Some records:
──────────────────────────────
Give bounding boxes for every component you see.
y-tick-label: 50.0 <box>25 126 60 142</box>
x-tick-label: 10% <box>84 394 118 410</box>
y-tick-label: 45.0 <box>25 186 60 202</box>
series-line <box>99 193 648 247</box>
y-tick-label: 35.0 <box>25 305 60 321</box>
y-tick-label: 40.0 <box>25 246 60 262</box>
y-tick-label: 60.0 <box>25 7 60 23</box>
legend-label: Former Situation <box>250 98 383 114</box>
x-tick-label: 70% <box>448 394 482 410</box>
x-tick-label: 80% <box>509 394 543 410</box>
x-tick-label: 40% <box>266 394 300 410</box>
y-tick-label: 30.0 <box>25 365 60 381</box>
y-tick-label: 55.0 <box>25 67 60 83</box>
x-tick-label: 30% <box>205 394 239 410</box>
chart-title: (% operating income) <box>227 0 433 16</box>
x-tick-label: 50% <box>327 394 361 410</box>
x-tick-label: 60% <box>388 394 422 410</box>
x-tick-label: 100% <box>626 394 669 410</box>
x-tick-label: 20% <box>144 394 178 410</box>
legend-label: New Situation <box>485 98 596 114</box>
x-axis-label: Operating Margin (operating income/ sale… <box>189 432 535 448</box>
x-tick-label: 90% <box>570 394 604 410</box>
──────────────────────────────
Repeat every line of the records above word for word.

## The result
Give bounding boxes for every component you see.
y-tick-label: 50.0 <box>25 126 60 142</box>
x-tick-label: 10% <box>84 394 118 410</box>
y-tick-label: 45.0 <box>25 186 60 202</box>
series-line <box>99 193 648 247</box>
y-tick-label: 35.0 <box>25 305 60 321</box>
y-tick-label: 40.0 <box>25 246 60 262</box>
y-tick-label: 60.0 <box>25 7 60 23</box>
legend-label: Former Situation <box>250 98 383 114</box>
x-tick-label: 70% <box>448 394 482 410</box>
x-tick-label: 80% <box>509 394 543 410</box>
x-tick-label: 40% <box>266 394 300 410</box>
y-tick-label: 30.0 <box>25 365 60 381</box>
y-tick-label: 55.0 <box>25 67 60 83</box>
x-tick-label: 30% <box>205 394 239 410</box>
chart-title: (% operating income) <box>227 0 433 16</box>
x-tick-label: 50% <box>327 394 361 410</box>
x-tick-label: 60% <box>388 394 422 410</box>
x-tick-label: 100% <box>626 394 669 410</box>
x-tick-label: 20% <box>144 394 178 410</box>
legend-label: New Situation <box>485 98 596 114</box>
x-axis-label: Operating Margin (operating income/ sale… <box>189 432 535 448</box>
x-tick-label: 90% <box>570 394 604 410</box>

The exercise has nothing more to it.